**Instructions to follow**. Rewrite the entries below with "data-point" changed to "plot-marker" wherever it occurs, leaving every other character as it is.

**Task data**.
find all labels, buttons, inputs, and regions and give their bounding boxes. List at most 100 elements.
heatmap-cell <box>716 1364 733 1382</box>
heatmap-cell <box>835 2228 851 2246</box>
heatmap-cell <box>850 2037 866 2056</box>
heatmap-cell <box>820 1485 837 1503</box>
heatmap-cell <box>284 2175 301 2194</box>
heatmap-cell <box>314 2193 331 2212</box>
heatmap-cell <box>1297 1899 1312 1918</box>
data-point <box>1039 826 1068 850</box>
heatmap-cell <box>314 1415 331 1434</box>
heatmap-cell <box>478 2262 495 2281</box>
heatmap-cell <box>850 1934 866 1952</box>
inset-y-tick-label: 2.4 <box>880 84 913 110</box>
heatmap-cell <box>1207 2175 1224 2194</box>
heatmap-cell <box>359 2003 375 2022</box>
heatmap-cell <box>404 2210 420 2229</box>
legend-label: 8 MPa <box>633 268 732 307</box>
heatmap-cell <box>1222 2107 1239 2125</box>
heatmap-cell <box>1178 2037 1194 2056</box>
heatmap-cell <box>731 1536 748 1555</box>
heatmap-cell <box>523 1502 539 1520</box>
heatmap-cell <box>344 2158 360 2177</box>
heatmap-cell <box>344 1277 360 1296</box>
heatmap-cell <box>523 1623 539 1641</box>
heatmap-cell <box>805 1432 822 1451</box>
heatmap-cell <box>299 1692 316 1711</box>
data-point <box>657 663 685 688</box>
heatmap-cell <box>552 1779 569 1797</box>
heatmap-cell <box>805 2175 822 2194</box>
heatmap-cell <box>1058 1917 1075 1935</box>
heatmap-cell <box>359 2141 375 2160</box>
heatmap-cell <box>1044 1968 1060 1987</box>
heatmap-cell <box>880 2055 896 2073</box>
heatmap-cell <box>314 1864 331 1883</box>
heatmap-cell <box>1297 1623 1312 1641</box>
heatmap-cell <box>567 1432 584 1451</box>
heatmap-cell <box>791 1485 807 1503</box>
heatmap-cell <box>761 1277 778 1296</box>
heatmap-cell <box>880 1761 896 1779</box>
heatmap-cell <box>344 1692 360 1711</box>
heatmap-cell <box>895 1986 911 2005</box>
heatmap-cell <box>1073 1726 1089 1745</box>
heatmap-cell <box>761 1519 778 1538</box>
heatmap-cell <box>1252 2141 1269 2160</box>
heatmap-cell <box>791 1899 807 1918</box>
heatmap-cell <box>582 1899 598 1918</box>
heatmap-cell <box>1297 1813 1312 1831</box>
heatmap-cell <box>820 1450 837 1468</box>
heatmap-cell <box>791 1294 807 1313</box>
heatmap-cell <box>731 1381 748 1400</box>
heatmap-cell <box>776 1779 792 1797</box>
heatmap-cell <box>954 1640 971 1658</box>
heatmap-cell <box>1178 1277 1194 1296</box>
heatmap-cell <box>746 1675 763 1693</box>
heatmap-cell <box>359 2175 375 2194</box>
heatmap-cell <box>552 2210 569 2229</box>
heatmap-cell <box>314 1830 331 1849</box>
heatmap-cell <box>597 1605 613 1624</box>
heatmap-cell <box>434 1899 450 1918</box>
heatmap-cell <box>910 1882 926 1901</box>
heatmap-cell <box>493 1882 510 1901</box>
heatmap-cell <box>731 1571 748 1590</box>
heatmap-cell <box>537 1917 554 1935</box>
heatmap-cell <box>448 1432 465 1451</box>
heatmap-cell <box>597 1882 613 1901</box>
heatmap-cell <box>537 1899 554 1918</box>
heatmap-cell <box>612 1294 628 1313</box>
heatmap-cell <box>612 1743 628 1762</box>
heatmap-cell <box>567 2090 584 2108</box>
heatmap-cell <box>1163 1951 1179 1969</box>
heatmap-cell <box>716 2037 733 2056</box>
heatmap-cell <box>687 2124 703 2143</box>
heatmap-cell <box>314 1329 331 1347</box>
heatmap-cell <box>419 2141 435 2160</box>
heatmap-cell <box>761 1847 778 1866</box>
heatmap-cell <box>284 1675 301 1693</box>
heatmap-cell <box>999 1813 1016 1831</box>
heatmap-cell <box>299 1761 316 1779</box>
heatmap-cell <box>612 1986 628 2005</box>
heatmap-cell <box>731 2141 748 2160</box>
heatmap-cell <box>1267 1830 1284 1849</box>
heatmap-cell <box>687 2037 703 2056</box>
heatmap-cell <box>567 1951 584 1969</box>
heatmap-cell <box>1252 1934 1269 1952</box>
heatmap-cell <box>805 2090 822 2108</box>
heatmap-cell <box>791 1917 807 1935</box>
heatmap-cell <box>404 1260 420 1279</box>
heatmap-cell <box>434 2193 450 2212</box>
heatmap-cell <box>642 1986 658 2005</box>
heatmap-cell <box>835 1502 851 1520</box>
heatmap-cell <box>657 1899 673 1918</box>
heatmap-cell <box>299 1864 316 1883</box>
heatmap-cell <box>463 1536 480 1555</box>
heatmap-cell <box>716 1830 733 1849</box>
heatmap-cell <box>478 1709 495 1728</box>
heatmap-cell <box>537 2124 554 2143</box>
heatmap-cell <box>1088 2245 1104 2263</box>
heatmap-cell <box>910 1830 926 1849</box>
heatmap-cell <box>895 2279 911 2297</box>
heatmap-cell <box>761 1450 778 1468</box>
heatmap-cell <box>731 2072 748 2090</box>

**Response below**.
find all labels, buttons, inputs, and regions and give their bounding boxes. List at most 100 elements.
heatmap-cell <box>716 1364 733 1382</box>
heatmap-cell <box>835 2228 851 2246</box>
heatmap-cell <box>850 2037 866 2056</box>
heatmap-cell <box>820 1485 837 1503</box>
heatmap-cell <box>284 2175 301 2194</box>
heatmap-cell <box>314 2193 331 2212</box>
heatmap-cell <box>1297 1899 1312 1918</box>
plot-marker <box>1039 826 1068 850</box>
heatmap-cell <box>314 1415 331 1434</box>
heatmap-cell <box>478 2262 495 2281</box>
heatmap-cell <box>850 1934 866 1952</box>
inset-y-tick-label: 2.4 <box>880 84 913 110</box>
heatmap-cell <box>1207 2175 1224 2194</box>
heatmap-cell <box>359 2003 375 2022</box>
heatmap-cell <box>404 2210 420 2229</box>
legend-label: 8 MPa <box>633 268 732 307</box>
heatmap-cell <box>1222 2107 1239 2125</box>
heatmap-cell <box>1178 2037 1194 2056</box>
heatmap-cell <box>731 1536 748 1555</box>
heatmap-cell <box>523 1502 539 1520</box>
heatmap-cell <box>344 2158 360 2177</box>
heatmap-cell <box>344 1277 360 1296</box>
heatmap-cell <box>523 1623 539 1641</box>
heatmap-cell <box>805 1432 822 1451</box>
heatmap-cell <box>299 1692 316 1711</box>
plot-marker <box>657 663 685 688</box>
heatmap-cell <box>552 1779 569 1797</box>
heatmap-cell <box>805 2175 822 2194</box>
heatmap-cell <box>1058 1917 1075 1935</box>
heatmap-cell <box>359 2141 375 2160</box>
heatmap-cell <box>1044 1968 1060 1987</box>
heatmap-cell <box>880 2055 896 2073</box>
heatmap-cell <box>314 1864 331 1883</box>
heatmap-cell <box>1297 1623 1312 1641</box>
heatmap-cell <box>567 1432 584 1451</box>
heatmap-cell <box>791 1485 807 1503</box>
heatmap-cell <box>761 1277 778 1296</box>
heatmap-cell <box>880 1761 896 1779</box>
heatmap-cell <box>344 1692 360 1711</box>
heatmap-cell <box>895 1986 911 2005</box>
heatmap-cell <box>1073 1726 1089 1745</box>
heatmap-cell <box>761 1519 778 1538</box>
heatmap-cell <box>1252 2141 1269 2160</box>
heatmap-cell <box>791 1899 807 1918</box>
heatmap-cell <box>582 1899 598 1918</box>
heatmap-cell <box>1297 1813 1312 1831</box>
heatmap-cell <box>820 1450 837 1468</box>
heatmap-cell <box>791 1294 807 1313</box>
heatmap-cell <box>731 1381 748 1400</box>
heatmap-cell <box>776 1779 792 1797</box>
heatmap-cell <box>954 1640 971 1658</box>
heatmap-cell <box>1178 1277 1194 1296</box>
heatmap-cell <box>746 1675 763 1693</box>
heatmap-cell <box>359 2175 375 2194</box>
heatmap-cell <box>552 2210 569 2229</box>
heatmap-cell <box>314 1830 331 1849</box>
heatmap-cell <box>597 1605 613 1624</box>
heatmap-cell <box>434 1899 450 1918</box>
heatmap-cell <box>910 1882 926 1901</box>
heatmap-cell <box>493 1882 510 1901</box>
heatmap-cell <box>731 1571 748 1590</box>
heatmap-cell <box>537 1917 554 1935</box>
heatmap-cell <box>448 1432 465 1451</box>
heatmap-cell <box>597 1882 613 1901</box>
heatmap-cell <box>537 1899 554 1918</box>
heatmap-cell <box>612 1294 628 1313</box>
heatmap-cell <box>612 1743 628 1762</box>
heatmap-cell <box>567 2090 584 2108</box>
heatmap-cell <box>1163 1951 1179 1969</box>
heatmap-cell <box>716 2037 733 2056</box>
heatmap-cell <box>687 2124 703 2143</box>
heatmap-cell <box>314 1329 331 1347</box>
heatmap-cell <box>419 2141 435 2160</box>
heatmap-cell <box>761 1847 778 1866</box>
heatmap-cell <box>284 1675 301 1693</box>
heatmap-cell <box>999 1813 1016 1831</box>
heatmap-cell <box>299 1761 316 1779</box>
heatmap-cell <box>612 1986 628 2005</box>
heatmap-cell <box>731 2141 748 2160</box>
heatmap-cell <box>1267 1830 1284 1849</box>
heatmap-cell <box>687 2037 703 2056</box>
heatmap-cell <box>567 1951 584 1969</box>
heatmap-cell <box>1252 1934 1269 1952</box>
heatmap-cell <box>805 2090 822 2108</box>
heatmap-cell <box>791 1917 807 1935</box>
heatmap-cell <box>404 1260 420 1279</box>
heatmap-cell <box>434 2193 450 2212</box>
heatmap-cell <box>642 1986 658 2005</box>
heatmap-cell <box>835 1502 851 1520</box>
heatmap-cell <box>657 1899 673 1918</box>
heatmap-cell <box>299 1864 316 1883</box>
heatmap-cell <box>463 1536 480 1555</box>
heatmap-cell <box>716 1830 733 1849</box>
heatmap-cell <box>478 1709 495 1728</box>
heatmap-cell <box>537 2124 554 2143</box>
heatmap-cell <box>1088 2245 1104 2263</box>
heatmap-cell <box>910 1830 926 1849</box>
heatmap-cell <box>895 2279 911 2297</box>
heatmap-cell <box>761 1450 778 1468</box>
heatmap-cell <box>731 2072 748 2090</box>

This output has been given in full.